EXERCISE. How many lines of the records hold the string "аэропорта"? Reply with the number alone.

%%

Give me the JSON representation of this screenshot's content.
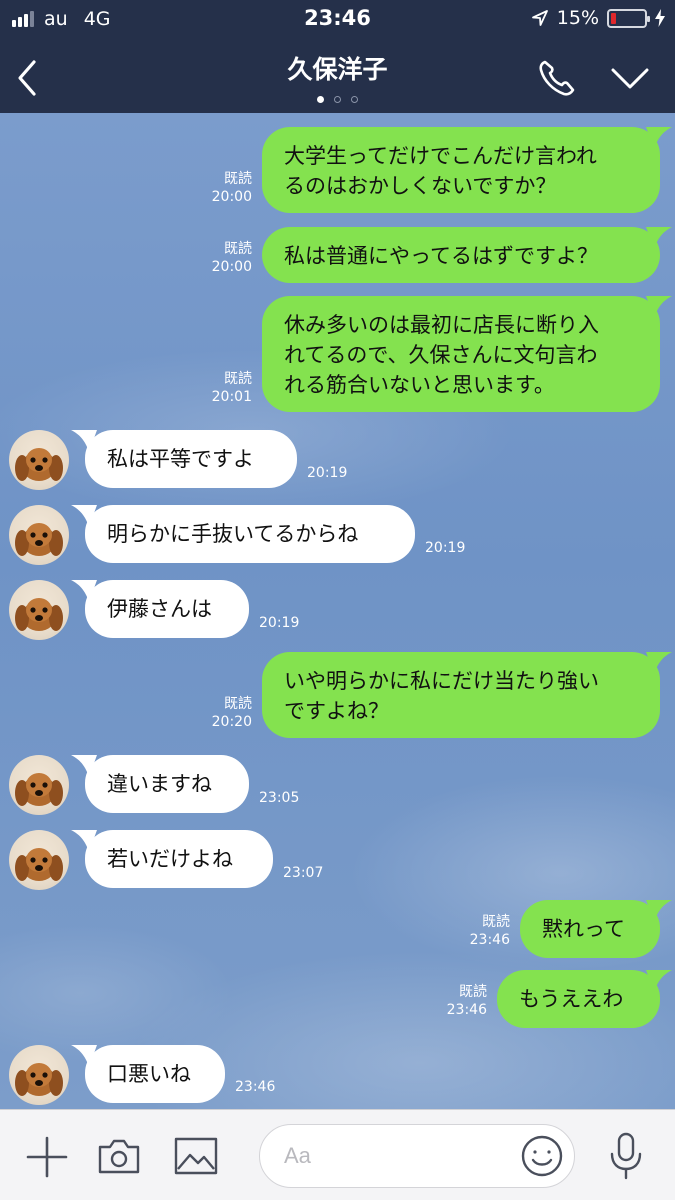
{
  "status": {
    "carrier": "au",
    "network": "4G",
    "time": "23:46",
    "battery": "15%",
    "battery_level": 0.15
  },
  "header": {
    "title": "久保洋子"
  },
  "messages": [
    {
      "text": "大学生ってだけでこんだけ言われ\nるのはおかしくないですか？",
      "read": "既読",
      "time": "20:00"
    },
    {
      "text": "私は普通にやってるはずですよ？",
      "read": "既読",
      "time": "20:00"
    },
    {
      "text": "休み多いのは最初に店長に断り入\nれてるので、久保さんに文句言わ\nれる筋合いないと思います。",
      "read": "既読",
      "time": "20:01"
    },
    {
      "text": "私は平等ですよ",
      "time": "20:19"
    },
    {
      "text": "明らかに手抜いてるからね",
      "time": "20:19"
    },
    {
      "text": "伊藤さんは",
      "time": "20:19"
    },
    {
      "text": "いや明らかに私にだけ当たり強い\nですよね？",
      "read": "既読",
      "time": "20:20"
    },
    {
      "text": "違いますね",
      "time": "23:05"
    },
    {
      "text": "若いだけよね",
      "time": "23:07"
    },
    {
      "text": "黙れって",
      "read": "既読",
      "time": "23:46"
    },
    {
      "text": "もうええわ",
      "read": "既読",
      "time": "23:46"
    },
    {
      "text": "口悪いね",
      "time": "23:46"
    }
  ],
  "input": {
    "placeholder": "Aa"
  },
  "icons": {
    "back": "chevron-left-icon",
    "call": "phone-icon",
    "menu": "chevron-down-icon",
    "add": "plus-icon",
    "camera": "camera-icon",
    "image": "image-icon",
    "emoji": "smiley-icon",
    "mic": "microphone-icon"
  },
  "colors": {
    "header": "#25304a",
    "outgoing": "#84e24f",
    "incoming": "#ffffff",
    "background": "#7a9bc8"
  }
}
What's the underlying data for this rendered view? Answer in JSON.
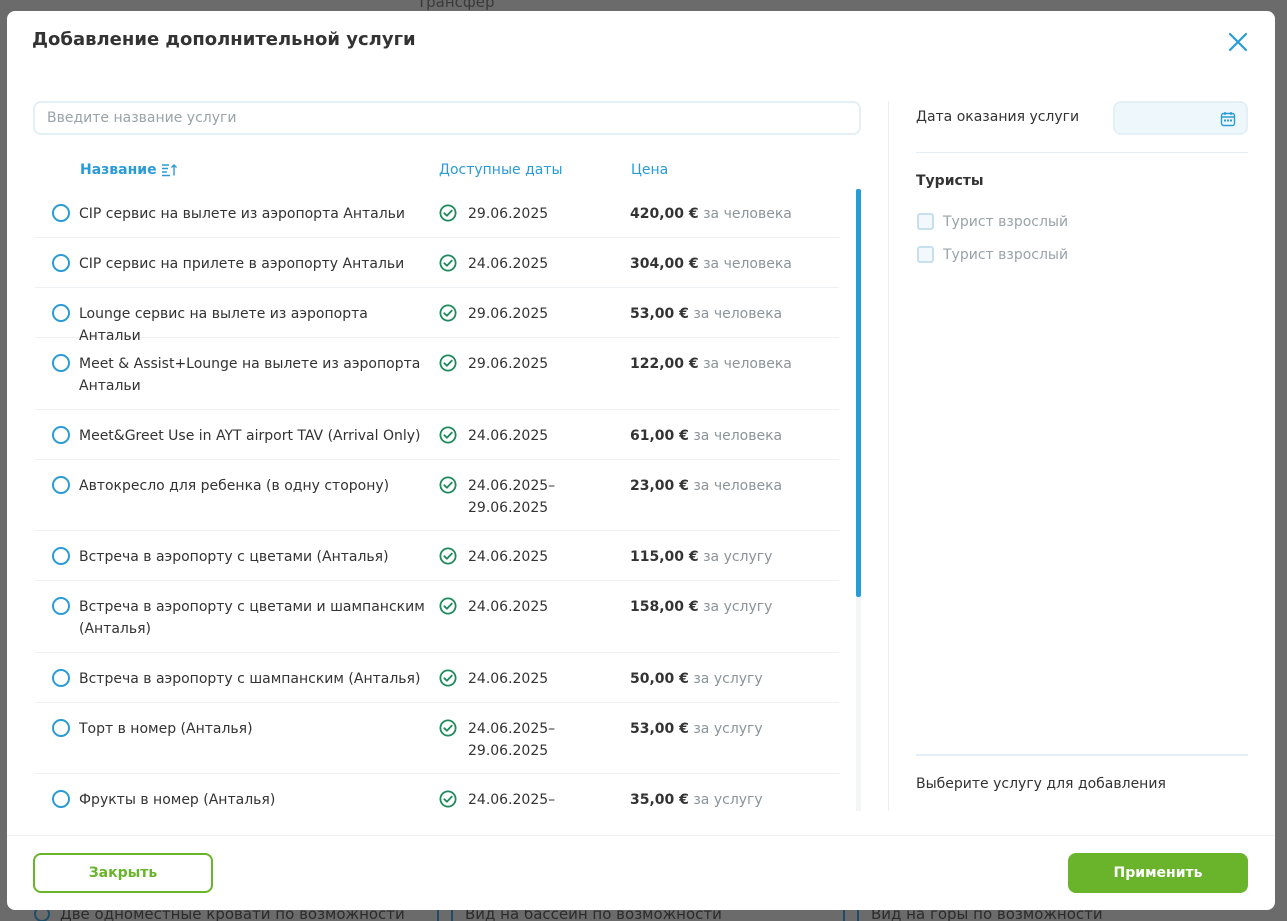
{
  "background": {
    "top_text": "Трансфер",
    "bottom_items": [
      "Две одноместные кровати по возможности",
      "Вид на бассейн по возможности",
      "Вид на горы по возможности"
    ]
  },
  "modal": {
    "title": "Добавление дополнительной услуги",
    "close_icon": "close-icon"
  },
  "search": {
    "placeholder": "Введите название услуги",
    "value": ""
  },
  "table": {
    "headers": {
      "name": "Название",
      "dates": "Доступные даты",
      "price": "Цена"
    },
    "rows": [
      {
        "name": "CIP сервис на вылете из аэропорта Антальи",
        "dates": "29.06.2025",
        "price": "420,00 €",
        "unit": "за человека"
      },
      {
        "name": "CIP сервис на прилете в аэропорту Антальи",
        "dates": "24.06.2025",
        "price": "304,00 €",
        "unit": "за человека"
      },
      {
        "name": "Lounge сервис на вылете из аэропорта Антальи",
        "dates": "29.06.2025",
        "price": "53,00 €",
        "unit": "за человека"
      },
      {
        "name": "Meet & Assist+Lounge на вылете из аэропорта Антальи",
        "dates": "29.06.2025",
        "price": "122,00 €",
        "unit": "за человека"
      },
      {
        "name": "Meet&Greet Use in AYT airport TAV (Arrival Only)",
        "dates": "24.06.2025",
        "price": "61,00 €",
        "unit": "за человека"
      },
      {
        "name": "Автокресло для ребенка (в одну сторону)",
        "dates": "24.06.2025–29.06.2025",
        "price": "23,00 €",
        "unit": "за человека"
      },
      {
        "name": "Встреча в аэропорту с цветами (Анталья)",
        "dates": "24.06.2025",
        "price": "115,00 €",
        "unit": "за услугу"
      },
      {
        "name": "Встреча в аэропорту с цветами и шампанским (Анталья)",
        "dates": "24.06.2025",
        "price": "158,00 €",
        "unit": "за услугу"
      },
      {
        "name": "Встреча в аэропорту с шампанским (Анталья)",
        "dates": "24.06.2025",
        "price": "50,00 €",
        "unit": "за услугу"
      },
      {
        "name": "Торт в номер (Анталья)",
        "dates": "24.06.2025–29.06.2025",
        "price": "53,00 €",
        "unit": "за услугу"
      },
      {
        "name": "Фрукты в номер (Анталья)",
        "dates": "24.06.2025–",
        "price": "35,00 €",
        "unit": "за услугу"
      }
    ]
  },
  "right_panel": {
    "date_label": "Дата оказания услуги",
    "date_value": "",
    "tourists_title": "Туристы",
    "tourists": [
      "Турист взрослый",
      "Турист взрослый"
    ],
    "hint": "Выберите услугу для добавления"
  },
  "footer": {
    "close_label": "Закрыть",
    "apply_label": "Применить"
  },
  "colors": {
    "accent": "#2a9bd7",
    "green": "#6ab42c",
    "check": "#1f8a5b"
  }
}
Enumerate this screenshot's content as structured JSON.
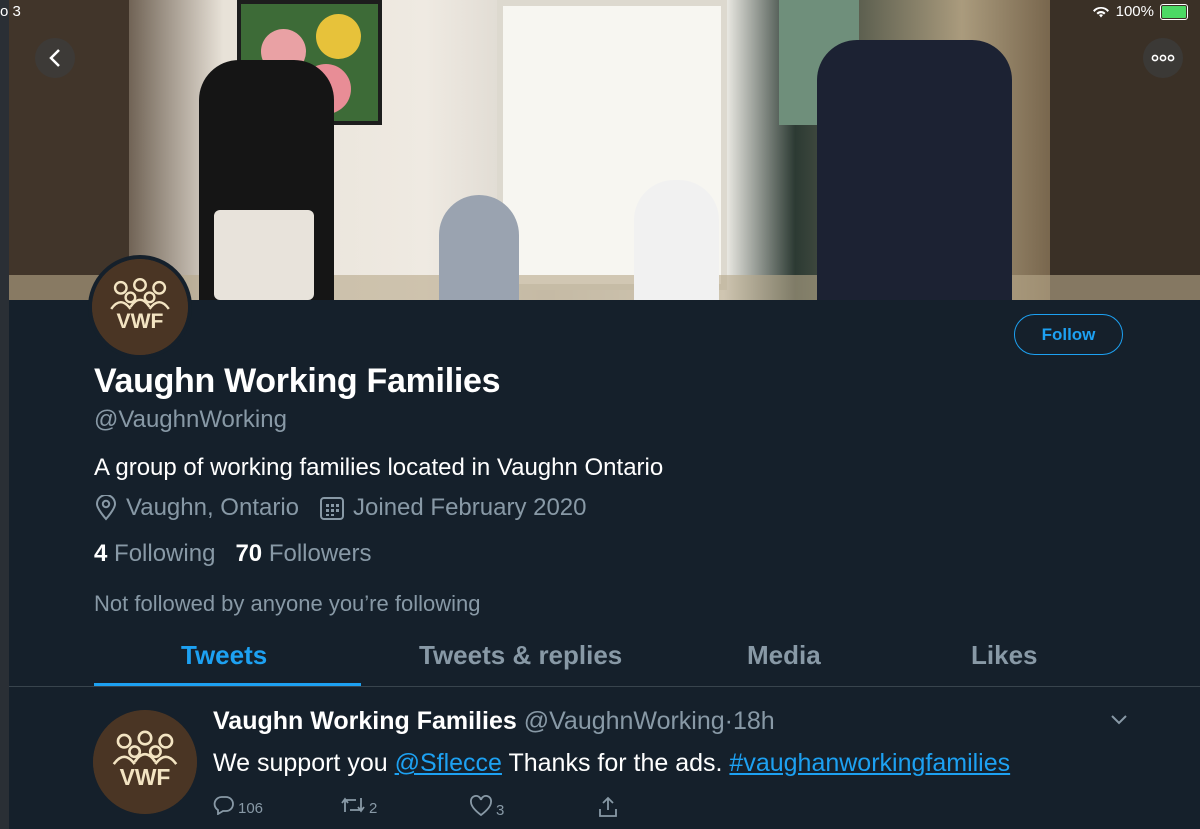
{
  "status_bar": {
    "carrier": "o 3",
    "battery": "100%",
    "battery_level": 1.0,
    "wifi_icon": "wifi-icon"
  },
  "colors": {
    "background": "#15202b",
    "accent": "#1da1f2",
    "muted": "#8899a6"
  },
  "profile": {
    "avatar_text": "VWF",
    "name": "Vaughn Working Families",
    "handle": "@VaughnWorking",
    "bio": "A group of working families located in Vaughn Ontario",
    "location": "Vaughn, Ontario",
    "joined": "Joined February 2020",
    "following_count": "4",
    "following_label": "Following",
    "followers_count": "70",
    "followers_label": "Followers",
    "follow_context": "Not followed by anyone you’re following",
    "follow_button": "Follow"
  },
  "tabs": [
    {
      "label": "Tweets",
      "active": true
    },
    {
      "label": "Tweets & replies",
      "active": false
    },
    {
      "label": "Media",
      "active": false
    },
    {
      "label": "Likes",
      "active": false
    }
  ],
  "tweet": {
    "author": "Vaughn Working Families",
    "handle": "@VaughnWorking",
    "separator": "·",
    "time": "18h",
    "text_start": "We support you",
    "mention": "@Sflecce",
    "text_middle": " Thanks for the ads. ",
    "hashtag": "#vaughanworkingfamilies",
    "replies": "106",
    "retweets": "2",
    "likes": "3"
  }
}
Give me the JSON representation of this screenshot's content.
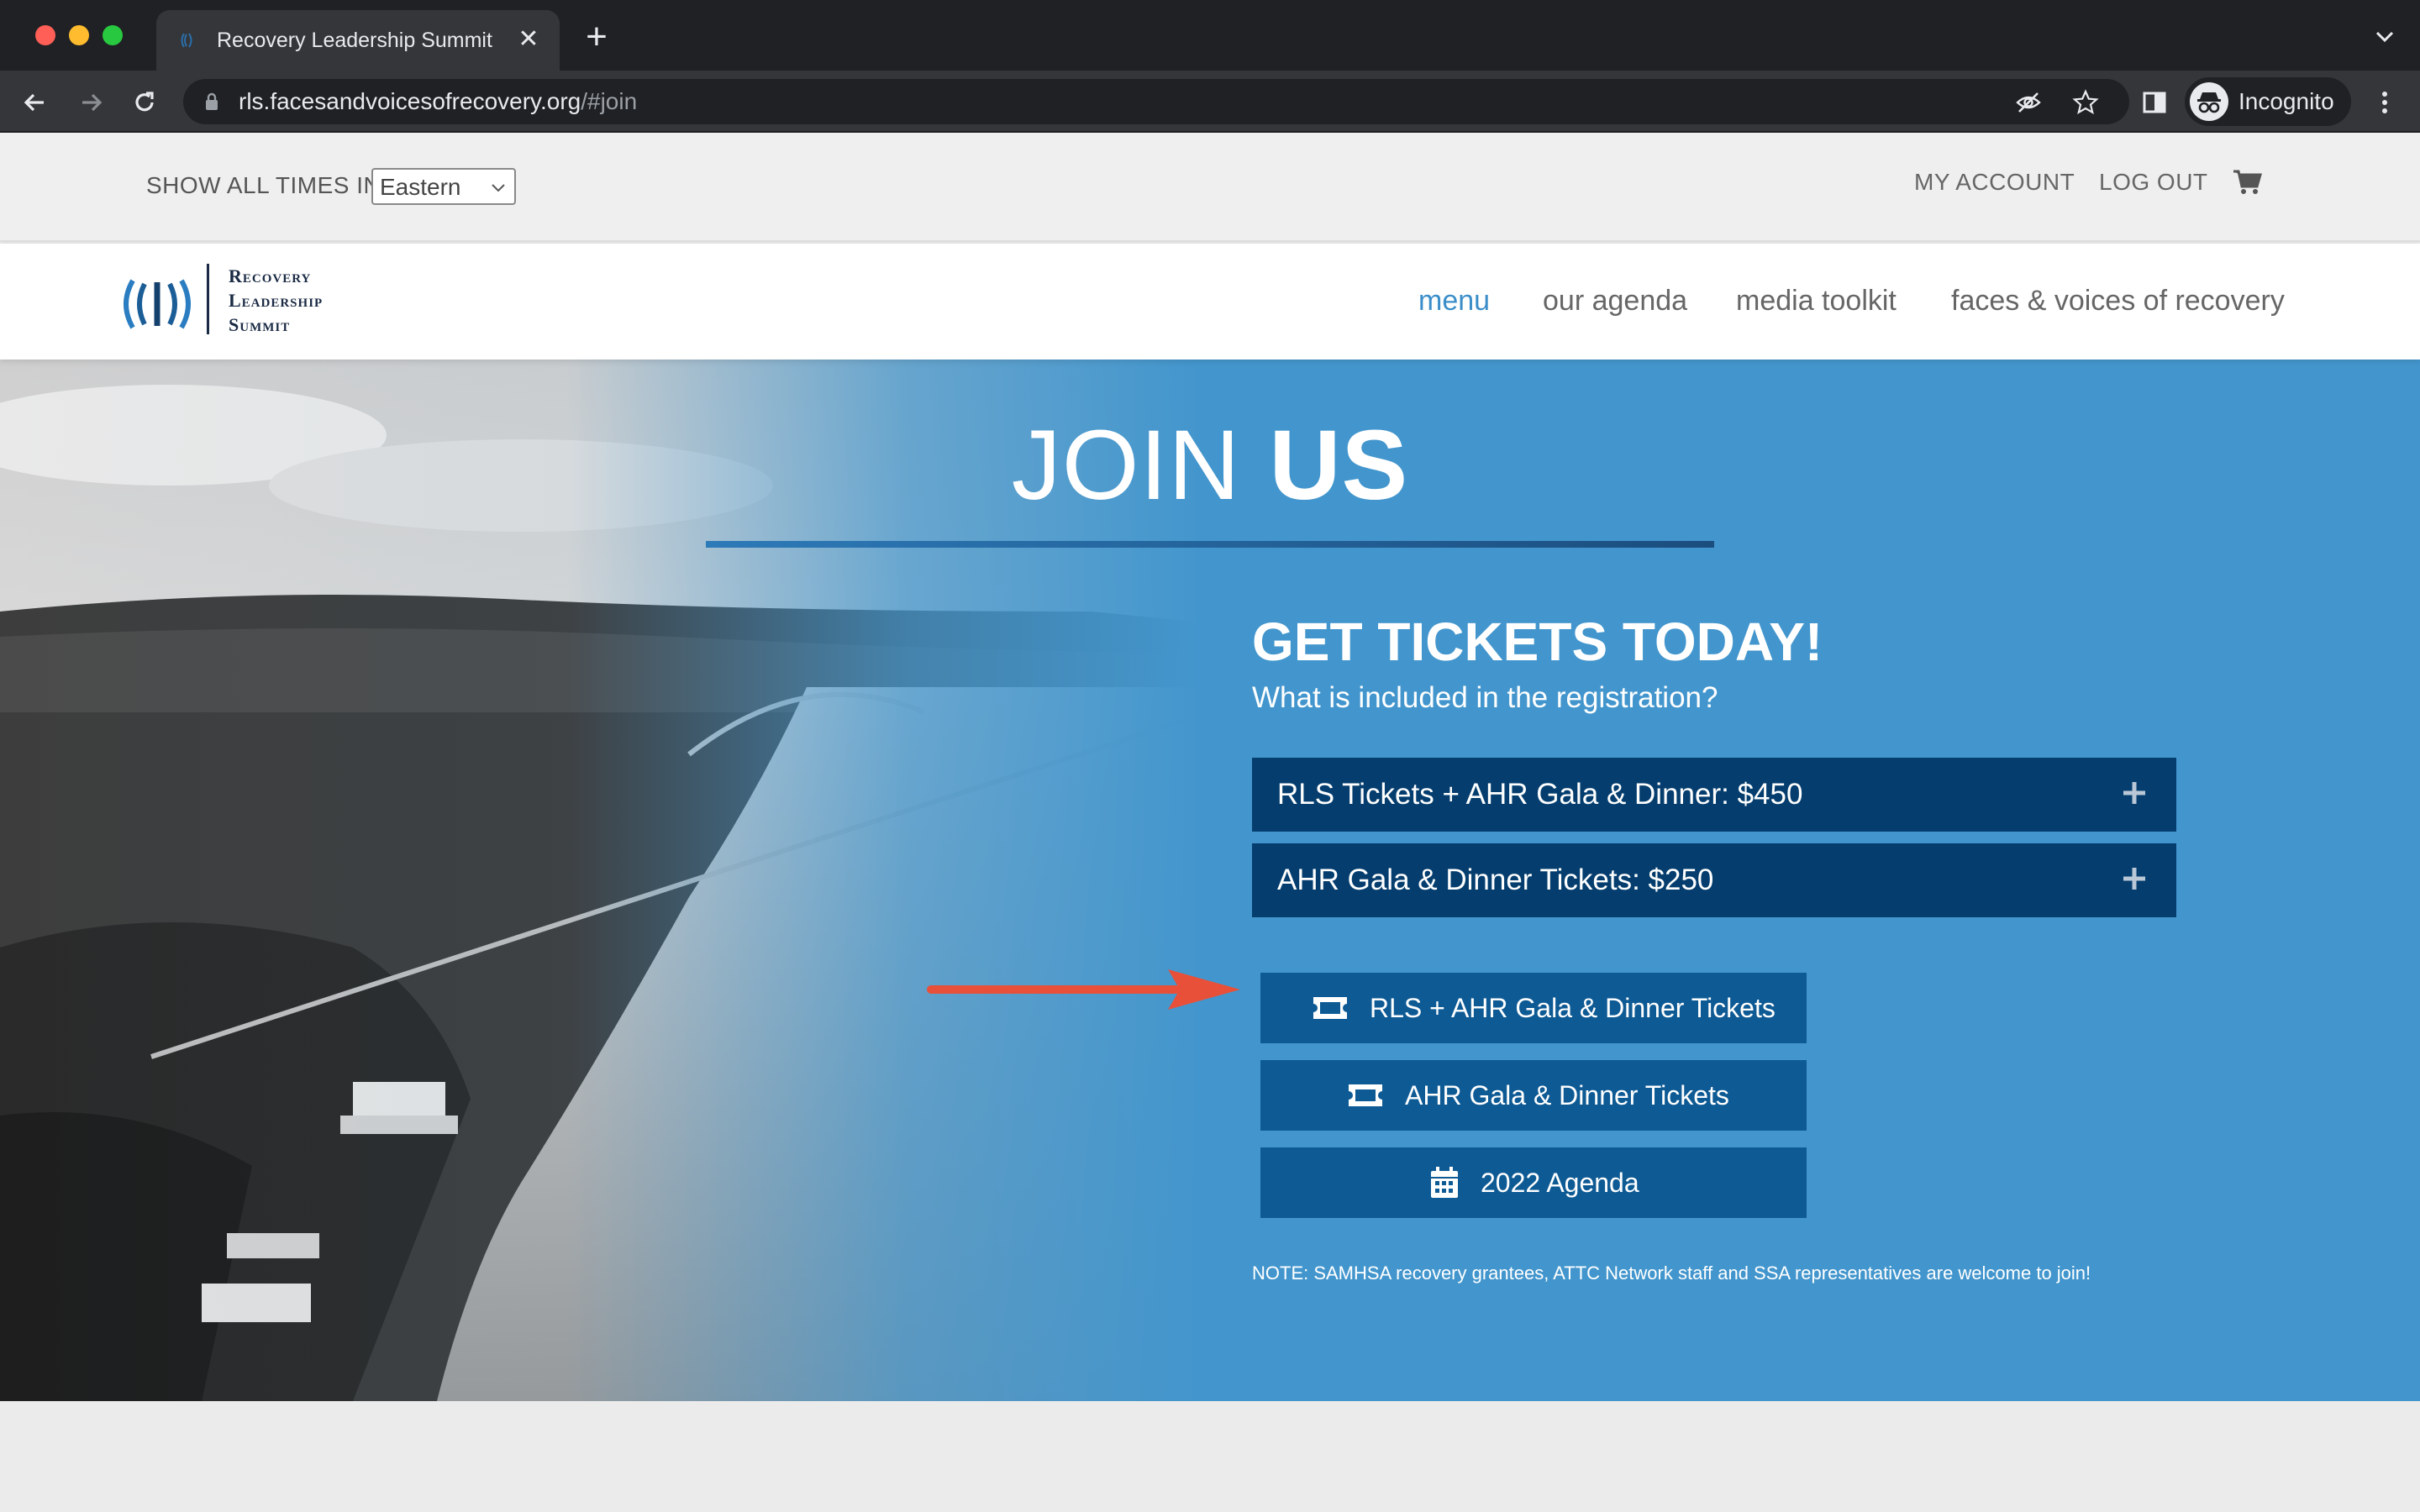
{
  "browser": {
    "tab_title": "Recovery Leadership Summit (",
    "url_host": "rls.facesandvoicesofrecovery.org",
    "url_path": "/#join",
    "profile_label": "Incognito"
  },
  "topbar": {
    "timezone_label": "SHOW ALL TIMES IN",
    "timezone_value": "Eastern",
    "my_account": "MY ACCOUNT",
    "log_out": "LOG OUT"
  },
  "logo": {
    "line1": "Recovery",
    "line2": "Leadership",
    "line3": "Summit"
  },
  "nav": {
    "items": [
      {
        "label": "menu"
      },
      {
        "label": "our agenda"
      },
      {
        "label": "media toolkit"
      },
      {
        "label": "faces & voices of recovery"
      }
    ]
  },
  "hero": {
    "title_light": "JOIN ",
    "title_bold": "US",
    "heading": "GET TICKETS TODAY!",
    "subheading": "What is included in the registration?",
    "accordions": [
      {
        "label": "RLS Tickets + AHR Gala & Dinner: $450"
      },
      {
        "label": "AHR Gala & Dinner Tickets: $250"
      }
    ],
    "buttons": [
      {
        "label": "RLS + AHR Gala & Dinner Tickets",
        "icon": "ticket-icon"
      },
      {
        "label": "AHR Gala & Dinner Tickets",
        "icon": "ticket-icon"
      },
      {
        "label": "2022 Agenda",
        "icon": "calendar-icon"
      }
    ],
    "note": "NOTE: SAMHSA recovery grantees, ATTC Network staff and SSA representatives are welcome to join!"
  },
  "colors": {
    "hero_blue": "#4396cd",
    "accordion_navy": "#053e6e",
    "button_blue": "#0e5a94",
    "nav_active": "#3b8ec9",
    "annotation_arrow": "#e8503a"
  }
}
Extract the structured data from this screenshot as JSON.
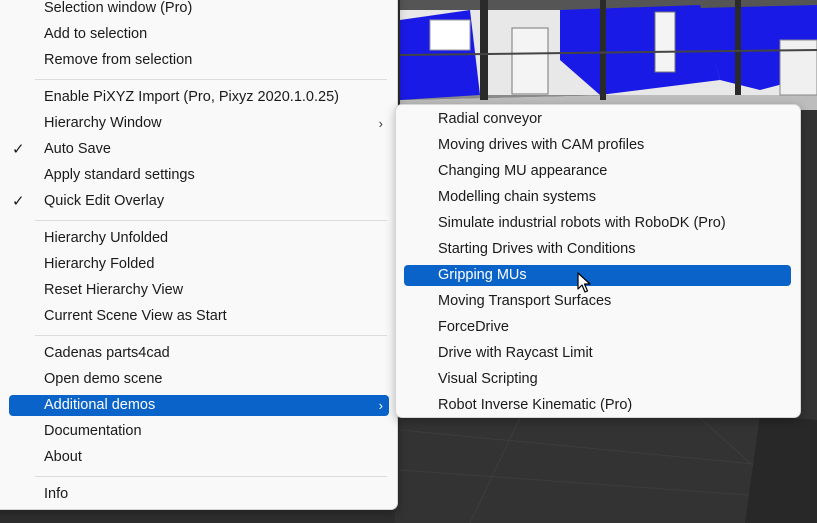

%%

SOLUTION. 3